=== Data provided ===

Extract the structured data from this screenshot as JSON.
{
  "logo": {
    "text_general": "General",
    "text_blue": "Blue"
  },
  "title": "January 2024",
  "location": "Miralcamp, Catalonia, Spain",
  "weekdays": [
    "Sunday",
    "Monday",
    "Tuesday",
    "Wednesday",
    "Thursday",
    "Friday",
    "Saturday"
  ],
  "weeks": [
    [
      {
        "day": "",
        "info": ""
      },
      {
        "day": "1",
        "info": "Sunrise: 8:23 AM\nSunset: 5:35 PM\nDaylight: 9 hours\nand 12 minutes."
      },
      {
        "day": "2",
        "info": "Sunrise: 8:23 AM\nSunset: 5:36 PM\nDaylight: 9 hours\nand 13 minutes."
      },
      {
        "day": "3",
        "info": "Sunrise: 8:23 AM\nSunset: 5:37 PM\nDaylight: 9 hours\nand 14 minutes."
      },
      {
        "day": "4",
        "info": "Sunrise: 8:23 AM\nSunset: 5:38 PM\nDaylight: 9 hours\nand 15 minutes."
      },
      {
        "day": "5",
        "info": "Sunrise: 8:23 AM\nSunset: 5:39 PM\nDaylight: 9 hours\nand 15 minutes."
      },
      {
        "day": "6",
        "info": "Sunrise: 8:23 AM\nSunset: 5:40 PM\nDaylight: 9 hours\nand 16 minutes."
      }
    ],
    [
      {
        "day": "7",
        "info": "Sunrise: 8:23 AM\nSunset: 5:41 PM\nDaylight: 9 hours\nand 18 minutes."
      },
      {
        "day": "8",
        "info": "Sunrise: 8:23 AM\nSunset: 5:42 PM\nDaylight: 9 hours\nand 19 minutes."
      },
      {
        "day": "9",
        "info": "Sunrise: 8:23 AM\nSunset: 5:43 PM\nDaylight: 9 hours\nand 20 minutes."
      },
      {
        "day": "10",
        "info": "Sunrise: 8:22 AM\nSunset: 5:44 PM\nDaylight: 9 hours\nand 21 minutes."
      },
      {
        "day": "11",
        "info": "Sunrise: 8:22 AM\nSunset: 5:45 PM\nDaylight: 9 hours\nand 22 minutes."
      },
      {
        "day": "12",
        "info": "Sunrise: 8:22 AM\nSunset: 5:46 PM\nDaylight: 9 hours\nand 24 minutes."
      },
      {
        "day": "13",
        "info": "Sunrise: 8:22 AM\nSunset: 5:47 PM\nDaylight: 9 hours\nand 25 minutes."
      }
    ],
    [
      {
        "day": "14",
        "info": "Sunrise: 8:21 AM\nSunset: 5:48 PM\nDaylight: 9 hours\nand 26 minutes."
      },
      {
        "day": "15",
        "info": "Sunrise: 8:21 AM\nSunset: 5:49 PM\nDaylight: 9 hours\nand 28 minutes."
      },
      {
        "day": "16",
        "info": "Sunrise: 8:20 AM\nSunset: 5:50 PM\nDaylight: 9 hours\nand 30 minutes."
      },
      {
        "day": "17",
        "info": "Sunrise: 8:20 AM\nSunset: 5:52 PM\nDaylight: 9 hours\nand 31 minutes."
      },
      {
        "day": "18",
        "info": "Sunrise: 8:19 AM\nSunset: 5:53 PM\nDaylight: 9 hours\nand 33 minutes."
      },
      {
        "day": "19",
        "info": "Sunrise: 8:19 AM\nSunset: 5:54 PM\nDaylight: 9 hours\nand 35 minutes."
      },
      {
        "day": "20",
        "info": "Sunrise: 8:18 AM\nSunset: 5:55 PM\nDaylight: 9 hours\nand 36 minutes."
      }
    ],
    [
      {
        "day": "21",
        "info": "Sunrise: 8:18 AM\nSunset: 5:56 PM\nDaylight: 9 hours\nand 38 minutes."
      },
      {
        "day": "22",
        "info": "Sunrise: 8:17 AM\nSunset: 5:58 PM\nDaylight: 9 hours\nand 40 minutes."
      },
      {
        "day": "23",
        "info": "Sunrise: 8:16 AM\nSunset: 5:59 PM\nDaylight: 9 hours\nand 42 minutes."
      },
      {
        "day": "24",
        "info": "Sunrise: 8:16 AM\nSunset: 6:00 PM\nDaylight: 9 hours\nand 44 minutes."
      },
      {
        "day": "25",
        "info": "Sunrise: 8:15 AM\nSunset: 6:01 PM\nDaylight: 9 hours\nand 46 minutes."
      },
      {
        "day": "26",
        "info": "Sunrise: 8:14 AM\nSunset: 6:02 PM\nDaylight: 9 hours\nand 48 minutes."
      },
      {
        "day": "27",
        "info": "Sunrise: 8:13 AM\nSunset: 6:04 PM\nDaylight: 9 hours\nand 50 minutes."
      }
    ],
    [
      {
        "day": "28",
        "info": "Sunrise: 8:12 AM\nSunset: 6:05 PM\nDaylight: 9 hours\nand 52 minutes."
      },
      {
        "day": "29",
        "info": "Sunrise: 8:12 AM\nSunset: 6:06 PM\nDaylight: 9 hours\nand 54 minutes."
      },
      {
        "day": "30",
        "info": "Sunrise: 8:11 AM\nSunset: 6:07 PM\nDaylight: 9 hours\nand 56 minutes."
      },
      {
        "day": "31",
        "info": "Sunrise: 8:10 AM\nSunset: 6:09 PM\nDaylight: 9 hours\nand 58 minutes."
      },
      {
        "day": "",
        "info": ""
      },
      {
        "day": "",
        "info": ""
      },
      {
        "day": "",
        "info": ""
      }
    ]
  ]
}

===

● **Given exercise**:
Copy the records above exactly.

● **The solution**:
Extract the structured data from this screenshot as JSON.
{
  "logo": {
    "text_general": "General",
    "text_blue": "Blue"
  },
  "title": "January 2024",
  "location": "Miralcamp, Catalonia, Spain",
  "weekdays": [
    "Sunday",
    "Monday",
    "Tuesday",
    "Wednesday",
    "Thursday",
    "Friday",
    "Saturday"
  ],
  "weeks": [
    [
      {
        "day": "",
        "info": ""
      },
      {
        "day": "1",
        "info": "Sunrise: 8:23 AM\nSunset: 5:35 PM\nDaylight: 9 hours\nand 12 minutes."
      },
      {
        "day": "2",
        "info": "Sunrise: 8:23 AM\nSunset: 5:36 PM\nDaylight: 9 hours\nand 13 minutes."
      },
      {
        "day": "3",
        "info": "Sunrise: 8:23 AM\nSunset: 5:37 PM\nDaylight: 9 hours\nand 14 minutes."
      },
      {
        "day": "4",
        "info": "Sunrise: 8:23 AM\nSunset: 5:38 PM\nDaylight: 9 hours\nand 15 minutes."
      },
      {
        "day": "5",
        "info": "Sunrise: 8:23 AM\nSunset: 5:39 PM\nDaylight: 9 hours\nand 15 minutes."
      },
      {
        "day": "6",
        "info": "Sunrise: 8:23 AM\nSunset: 5:40 PM\nDaylight: 9 hours\nand 16 minutes."
      }
    ],
    [
      {
        "day": "7",
        "info": "Sunrise: 8:23 AM\nSunset: 5:41 PM\nDaylight: 9 hours\nand 18 minutes."
      },
      {
        "day": "8",
        "info": "Sunrise: 8:23 AM\nSunset: 5:42 PM\nDaylight: 9 hours\nand 19 minutes."
      },
      {
        "day": "9",
        "info": "Sunrise: 8:23 AM\nSunset: 5:43 PM\nDaylight: 9 hours\nand 20 minutes."
      },
      {
        "day": "10",
        "info": "Sunrise: 8:22 AM\nSunset: 5:44 PM\nDaylight: 9 hours\nand 21 minutes."
      },
      {
        "day": "11",
        "info": "Sunrise: 8:22 AM\nSunset: 5:45 PM\nDaylight: 9 hours\nand 22 minutes."
      },
      {
        "day": "12",
        "info": "Sunrise: 8:22 AM\nSunset: 5:46 PM\nDaylight: 9 hours\nand 24 minutes."
      },
      {
        "day": "13",
        "info": "Sunrise: 8:22 AM\nSunset: 5:47 PM\nDaylight: 9 hours\nand 25 minutes."
      }
    ],
    [
      {
        "day": "14",
        "info": "Sunrise: 8:21 AM\nSunset: 5:48 PM\nDaylight: 9 hours\nand 26 minutes."
      },
      {
        "day": "15",
        "info": "Sunrise: 8:21 AM\nSunset: 5:49 PM\nDaylight: 9 hours\nand 28 minutes."
      },
      {
        "day": "16",
        "info": "Sunrise: 8:20 AM\nSunset: 5:50 PM\nDaylight: 9 hours\nand 30 minutes."
      },
      {
        "day": "17",
        "info": "Sunrise: 8:20 AM\nSunset: 5:52 PM\nDaylight: 9 hours\nand 31 minutes."
      },
      {
        "day": "18",
        "info": "Sunrise: 8:19 AM\nSunset: 5:53 PM\nDaylight: 9 hours\nand 33 minutes."
      },
      {
        "day": "19",
        "info": "Sunrise: 8:19 AM\nSunset: 5:54 PM\nDaylight: 9 hours\nand 35 minutes."
      },
      {
        "day": "20",
        "info": "Sunrise: 8:18 AM\nSunset: 5:55 PM\nDaylight: 9 hours\nand 36 minutes."
      }
    ],
    [
      {
        "day": "21",
        "info": "Sunrise: 8:18 AM\nSunset: 5:56 PM\nDaylight: 9 hours\nand 38 minutes."
      },
      {
        "day": "22",
        "info": "Sunrise: 8:17 AM\nSunset: 5:58 PM\nDaylight: 9 hours\nand 40 minutes."
      },
      {
        "day": "23",
        "info": "Sunrise: 8:16 AM\nSunset: 5:59 PM\nDaylight: 9 hours\nand 42 minutes."
      },
      {
        "day": "24",
        "info": "Sunrise: 8:16 AM\nSunset: 6:00 PM\nDaylight: 9 hours\nand 44 minutes."
      },
      {
        "day": "25",
        "info": "Sunrise: 8:15 AM\nSunset: 6:01 PM\nDaylight: 9 hours\nand 46 minutes."
      },
      {
        "day": "26",
        "info": "Sunrise: 8:14 AM\nSunset: 6:02 PM\nDaylight: 9 hours\nand 48 minutes."
      },
      {
        "day": "27",
        "info": "Sunrise: 8:13 AM\nSunset: 6:04 PM\nDaylight: 9 hours\nand 50 minutes."
      }
    ],
    [
      {
        "day": "28",
        "info": "Sunrise: 8:12 AM\nSunset: 6:05 PM\nDaylight: 9 hours\nand 52 minutes."
      },
      {
        "day": "29",
        "info": "Sunrise: 8:12 AM\nSunset: 6:06 PM\nDaylight: 9 hours\nand 54 minutes."
      },
      {
        "day": "30",
        "info": "Sunrise: 8:11 AM\nSunset: 6:07 PM\nDaylight: 9 hours\nand 56 minutes."
      },
      {
        "day": "31",
        "info": "Sunrise: 8:10 AM\nSunset: 6:09 PM\nDaylight: 9 hours\nand 58 minutes."
      },
      {
        "day": "",
        "info": ""
      },
      {
        "day": "",
        "info": ""
      },
      {
        "day": "",
        "info": ""
      }
    ]
  ]
}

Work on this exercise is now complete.